__Tarea 1__
Responde, según el texto sobre la duración de los juicios de custodia:
(a) ¿Cuánto suele durar en España un juicio de guarda y custodia en vía contenciosa?
(b) ¿Cuánto suele tardar un proceso de guarda y custodia de mutuo acuerdo?
(c) ¿En qué momento de la tramitación puede llegar un acuerdo amistoso?
__Tarea 2__
Reproduce el fragmento del texto sobre la duración de los juicios de custodia comprendido entre "Cada procedimiento judicial" y "está especialmente saturado.", ambos incluidos.

──────── Texto fuente

¿Cuánto dura un juicio de custodia?

¿Cuánto dura un juicio de custodia?

¿Cuánto dura un juicio de custodia en España?

Un juicio de guarda y custodia en vía contenciosa en España tiene un plazo de duración variable pero que suele ser de un año aproximadamente.

Un proceso de guarda y custodia de mutuo acuerdo en cambio suele tardar unos 3 meses.

Puede ampliar información en el siguiente enlace relativo a divorcios y separaciones con hijos:

Divorcio con Hijos

Cada procedimiento judicial tiene unos plazos concretos pues se gestiona de una manera específica en lo que se refiere a Juzgado, funcionario y trámites procesales que pueden suponer plazos más rápidos o lentos.

Como muy rápido se un proceso de guarda y custodia contencioso puede tardar seis meses, lo normal suele rondar un año y como lento puede demorar un año y medio o incluso más en aquellos casos en los que se debe de resolver un informe psicosocial y el gabinete psicológico adscrito al Juzgado está especialmente saturado.

El hecho de que se interponga un proceso de guarda y custodia contencioso no quiere decir que termine efectivamente en juicio, pues siempre hay que tener predisposición a llegar a un acuerdo amistoso, que podrá llegar en cualquier momento de la tramitación, incluso en el mismo acto del juicio en el que los jueces de familia suelen favorecer y mediar para que los progenitores se entiendan en relación a la custodia y demás medidas de sus hijos.

Siempre será mejor en una separación o divorcio con hijos un acuerdo amistoso, especialmente para los hijos comunes.

¿Cuánto dura un juicio de custodia?
Mejor una separación amistosa

¿Cuánto tarda un juicio por custodia?

────────────────
──────── Contenido del conjunto

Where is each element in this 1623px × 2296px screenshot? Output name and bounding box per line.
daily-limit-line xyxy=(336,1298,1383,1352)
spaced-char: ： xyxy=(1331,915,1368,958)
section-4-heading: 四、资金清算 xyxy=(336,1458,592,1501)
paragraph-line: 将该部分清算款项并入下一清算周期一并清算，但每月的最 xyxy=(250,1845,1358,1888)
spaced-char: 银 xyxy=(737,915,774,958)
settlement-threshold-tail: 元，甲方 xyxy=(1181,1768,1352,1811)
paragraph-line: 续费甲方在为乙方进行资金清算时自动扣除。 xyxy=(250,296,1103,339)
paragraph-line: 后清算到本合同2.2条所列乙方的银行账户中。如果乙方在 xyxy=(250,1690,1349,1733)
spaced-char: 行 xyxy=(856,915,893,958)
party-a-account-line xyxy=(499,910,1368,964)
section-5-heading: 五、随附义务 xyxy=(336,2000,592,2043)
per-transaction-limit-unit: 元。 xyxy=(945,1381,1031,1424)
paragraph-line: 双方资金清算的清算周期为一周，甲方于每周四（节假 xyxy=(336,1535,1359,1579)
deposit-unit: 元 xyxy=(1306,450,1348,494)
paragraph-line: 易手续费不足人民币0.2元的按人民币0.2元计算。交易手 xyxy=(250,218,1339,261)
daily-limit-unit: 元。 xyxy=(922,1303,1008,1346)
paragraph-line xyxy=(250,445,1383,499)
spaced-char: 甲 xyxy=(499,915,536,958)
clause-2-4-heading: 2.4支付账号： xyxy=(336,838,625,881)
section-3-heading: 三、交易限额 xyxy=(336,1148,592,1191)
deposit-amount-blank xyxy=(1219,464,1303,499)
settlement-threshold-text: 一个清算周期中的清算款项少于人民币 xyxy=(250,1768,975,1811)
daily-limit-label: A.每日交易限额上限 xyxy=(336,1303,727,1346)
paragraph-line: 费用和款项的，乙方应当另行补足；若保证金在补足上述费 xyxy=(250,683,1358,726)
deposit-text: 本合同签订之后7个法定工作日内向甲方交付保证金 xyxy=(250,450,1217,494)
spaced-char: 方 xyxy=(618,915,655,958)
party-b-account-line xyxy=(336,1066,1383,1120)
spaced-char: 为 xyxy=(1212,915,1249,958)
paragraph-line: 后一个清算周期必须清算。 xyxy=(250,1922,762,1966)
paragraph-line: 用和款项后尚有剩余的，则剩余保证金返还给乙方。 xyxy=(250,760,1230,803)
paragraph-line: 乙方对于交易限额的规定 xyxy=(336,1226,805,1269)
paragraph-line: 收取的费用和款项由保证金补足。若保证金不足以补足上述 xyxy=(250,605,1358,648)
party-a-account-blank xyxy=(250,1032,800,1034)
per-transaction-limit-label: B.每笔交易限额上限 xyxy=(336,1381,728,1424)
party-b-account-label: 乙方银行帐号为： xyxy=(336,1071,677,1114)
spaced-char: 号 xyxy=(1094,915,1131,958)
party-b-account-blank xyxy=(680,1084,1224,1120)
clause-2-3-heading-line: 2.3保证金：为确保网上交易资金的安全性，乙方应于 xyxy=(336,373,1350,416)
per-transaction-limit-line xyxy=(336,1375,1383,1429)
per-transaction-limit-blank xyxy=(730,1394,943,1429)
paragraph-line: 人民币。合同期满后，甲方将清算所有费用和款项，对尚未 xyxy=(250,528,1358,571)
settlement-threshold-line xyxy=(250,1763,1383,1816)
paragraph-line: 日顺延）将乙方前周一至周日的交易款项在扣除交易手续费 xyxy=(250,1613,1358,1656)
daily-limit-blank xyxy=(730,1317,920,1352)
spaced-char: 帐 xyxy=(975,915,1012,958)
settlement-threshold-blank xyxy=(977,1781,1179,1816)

────────────────

__Respuesta esperada 1__
(a) Aproximadamente un año.
(b) Unos 3 meses.
(c) En cualquier momento de la tramitación, incluso en el mismo acto del juicio.

__Respuesta esperada 2__
Cada procedimiento judicial tiene unos plazos concretos pues se gestiona de una manera específica en lo que se refiere a Juzgado, funcionario y trámites procesales que pueden suponer plazos más rápidos o lentos.

Como muy rápido se un proceso de guarda y custodia contencioso puede tardar seis meses, lo normal suele rondar un año y como lento puede demorar un año y medio o incluso más en aquellos casos en los que se debe de resolver un informe psicosocial y el gabinete psicológico adscrito al Juzgado está especialmente saturado.